Collect every line that includes the string "个月以上".

[Dataset excerpt]
.....

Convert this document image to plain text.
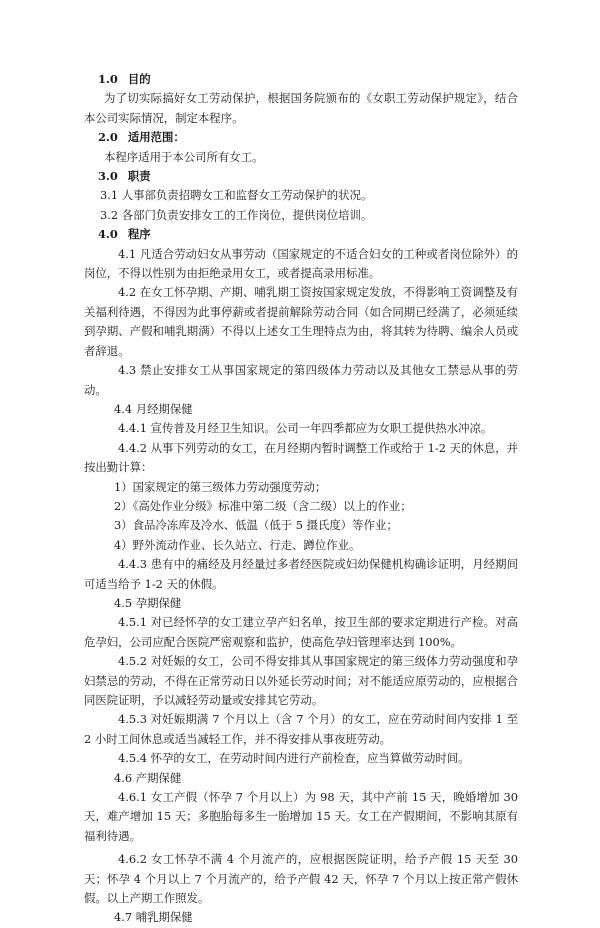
1.0 目的

为了切实际搞好女工劳动保护，根据国务院颁布的《女职工劳动保护规定》，结合本公司实际情况，制定本程序。

2.0 适用范围：

本程序适用于本公司所有女工。

3.0 职责

3.1 人事部负责招聘女工和监督女工劳动保护的状况。

3.2 各部门负责安排女工的工作岗位，提供岗位培训。

4.0 程序

4.1 凡适合劳动妇女从事劳动（国家规定的不适合妇女的工种或者岗位除外）的岗位，不得以性别为由拒绝录用女工，或者提高录用标准。

4.2 在女工怀孕期、产期、哺乳期工资按国家规定发放，不得影响工资调整及有关福利待遇，不得因为此事停薪或者提前解除劳动合同（如合同期已经满了，必须延续到孕期、产假和哺乳期满）不得以上述女工生理特点为由，将其转为待聘、编余人员或者辞退。

4.3 禁止安排女工从事国家规定的第四级体力劳动以及其他女工禁忌从事的劳动。

4.4 月经期保健

4.4.1 宣传普及月经卫生知识。公司一年四季都应为女职工提供热水冲凉。

4.4.2 从事下列劳动的女工，在月经期内暂时调整工作或给于 1-2 天的休息，并按出勤计算：

1）国家规定的第三级体力劳动强度劳动；

2）《高处作业分级》标准中第二级（含二级）以上的作业；

3）食品冷冻库及冷水、低温（低于 5 摄氏度）等作业；

4）野外流动作业、长久站立、行走、蹲位作业。

4.4.3 患有中的痛经及月经量过多者经医院或妇幼保健机构确诊证明，月经期间可适当给予 1-2 天的休假。

4.5 孕期保健

4.5.1 对已经怀孕的女工建立孕产妇名单，按卫生部的要求定期进行产检。对高危孕妇，公司应配合医院严密观察和监护，使高危孕妇管理率达到 100%。

4.5.2 对妊娠的女工，公司不得安排其从事国家规定的第三级体力劳动强度和孕妇禁忌的劳动，不得在正常劳动日以外延长劳动时间；对不能适应原劳动的，应根据合同医院证明，予以减轻劳动量或安排其它劳动。

4.5.3 对妊娠期满 7 个月以上（含 7 个月）的女工，应在劳动时间内安排 1 至 2 小时工间休息或适当减轻工作，并不得安排从事夜班劳动。

4.5.4 怀孕的女工，在劳动时间内进行产前检查，应当算做劳动时间。

4.6 产期保健

4.6.1 女工产假（怀孕 7 个月以上）为 98 天，其中产前 15 天，晚婚增加 30 天，难产增加 15 天；多胞胎每多生一胎增加 15 天。女工在产假期间，不影响其原有福利待遇。

4.6.2 女工怀孕不满 4 个月流产的，应根据医院证明，给予产假 15 天至 30 天；怀孕 4 个月以上 7 个月流产的，给予产假 42 天，怀孕 7 个月以上按正常产假休假。以上产期工作照发。

4.7 哺乳期保健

.....

### [Answer to the exercise]
4.5.3 对妊娠期满 7 个月以上（含 7 个月）的女工，应在劳动时间内安排 1 至 2 小时工间休息或适当减轻工作，并不得安排从事夜班劳动。
4.6.1 女工产假（怀孕 7 个月以上）为 98 天，其中产前 15 天，晚婚增加 30 天，难产增加 15 天；多胞胎每多生一胎增加 15 天。女工在产假期间，不影响其原有福利待遇。
4.6.2 女工怀孕不满 4 个月流产的，应根据医院证明，给予产假 15 天至 30 天；怀孕 4 个月以上 7 个月流产的，给予产假 42 天，怀孕 7 个月以上按正常产假休假。以上产期工作照发。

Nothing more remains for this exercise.